--- START DATA PROVIDED ---
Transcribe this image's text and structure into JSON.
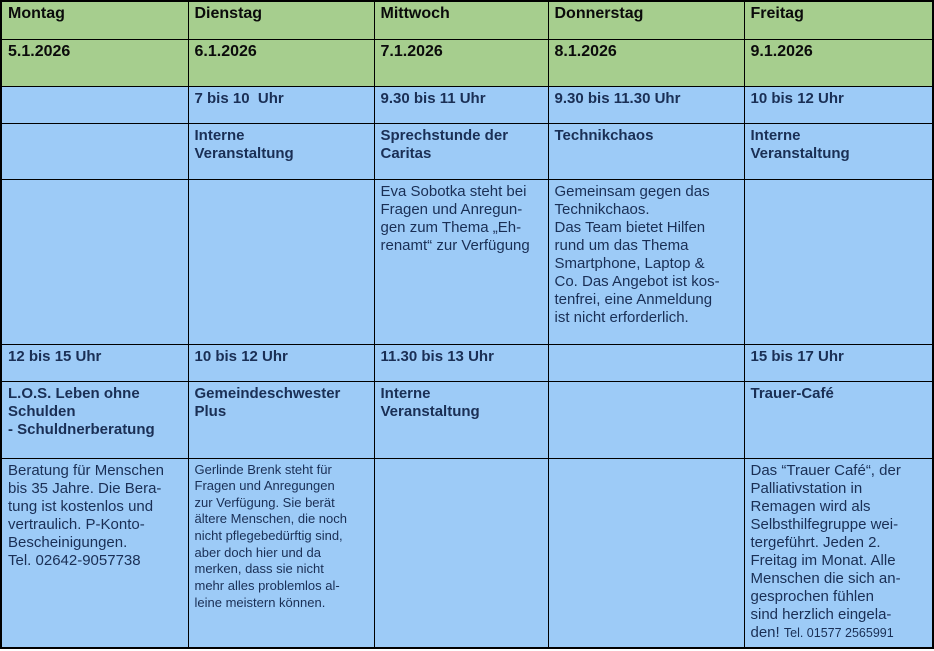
{
  "colors": {
    "header_bg": "#a6ce8e",
    "cell_bg": "#9dcbf7",
    "border": "#000000",
    "header_text": "#0b0b0b",
    "body_text": "#1a2f55"
  },
  "week": {
    "columns": [
      {
        "day": "Montag",
        "date": "5.1.2026",
        "morning": {
          "time": "",
          "title": "",
          "desc": ""
        },
        "afternoon": {
          "time": "12 bis 15 Uhr",
          "title": "L.O.S. Leben ohne\nSchulden\n- Schuldnerberatung",
          "desc": "Beratung für Menschen\nbis 35 Jahre. Die Bera-\ntung ist kostenlos und\nvertraulich. P-Konto-\nBescheinigungen.\nTel. 02642-9057738"
        }
      },
      {
        "day": "Dienstag",
        "date": "6.1.2026",
        "morning": {
          "time": "7 bis 10  Uhr",
          "title": "Interne\nVeranstaltung",
          "desc": ""
        },
        "afternoon": {
          "time": "10 bis 12 Uhr",
          "title": "Gemeindeschwester\nPlus",
          "desc": "Gerlinde Brenk steht für\nFragen und Anregungen\nzur Verfügung. Sie berät\nältere Menschen, die noch\nnicht pflegebedürftig sind,\naber doch hier und da\nmerken, dass sie nicht\nmehr alles problemlos al-\nleine meistern können."
        }
      },
      {
        "day": "Mittwoch",
        "date": "7.1.2026",
        "morning": {
          "time": "9.30 bis 11 Uhr",
          "title": "Sprechstunde der\nCaritas",
          "desc": "Eva Sobotka steht bei\nFragen und Anregun-\ngen zum Thema „Eh-\nrenamt“ zur Verfügung"
        },
        "afternoon": {
          "time": "11.30 bis 13 Uhr",
          "title": "Interne\nVeranstaltung",
          "desc": ""
        }
      },
      {
        "day": "Donnerstag",
        "date": "8.1.2026",
        "morning": {
          "time": "9.30 bis 11.30 Uhr",
          "title": "Technikchaos",
          "desc": "Gemeinsam gegen das\nTechnikchaos.\nDas Team bietet Hilfen\nrund um das Thema\nSmartphone, Laptop &\nCo. Das Angebot ist kos-\ntenfrei, eine Anmeldung\nist nicht erforderlich."
        },
        "afternoon": {
          "time": "",
          "title": "",
          "desc": ""
        }
      },
      {
        "day": "Freitag",
        "date": "9.1.2026",
        "morning": {
          "time": "10 bis 12 Uhr",
          "title": "Interne\nVeranstaltung",
          "desc": ""
        },
        "afternoon": {
          "time": "15 bis 17 Uhr",
          "title": "Trauer-Café",
          "desc": "Das “Trauer Café“, der\nPalliativstation in\nRemagen wird als\nSelbsthilfegruppe wei-\ntergeführt. Jeden 2.\nFreitag im Monat. Alle\nMenschen die sich an-\ngesprochen fühlen\nsind herzlich eingela-\nden! ",
          "tel": "Tel. 01577 2565991"
        }
      }
    ]
  }
}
--- END DATA PROVIDED ---
* YOUR OBJECTIVE
Find every line above that contains the word "Café", and return each one.

* EXPECTED ANSWER
          "title": "Trauer-Café",
          "desc": "Das “Trauer Café“, der\nPalliativstation in\nRemagen wird als\nSelbsthilfegruppe wei-\ntergeführt. Jeden 2.\nFreitag im Monat. Alle\nMenschen die sich an-\ngesprochen fühlen\nsind herzlich eingela-\nden! ",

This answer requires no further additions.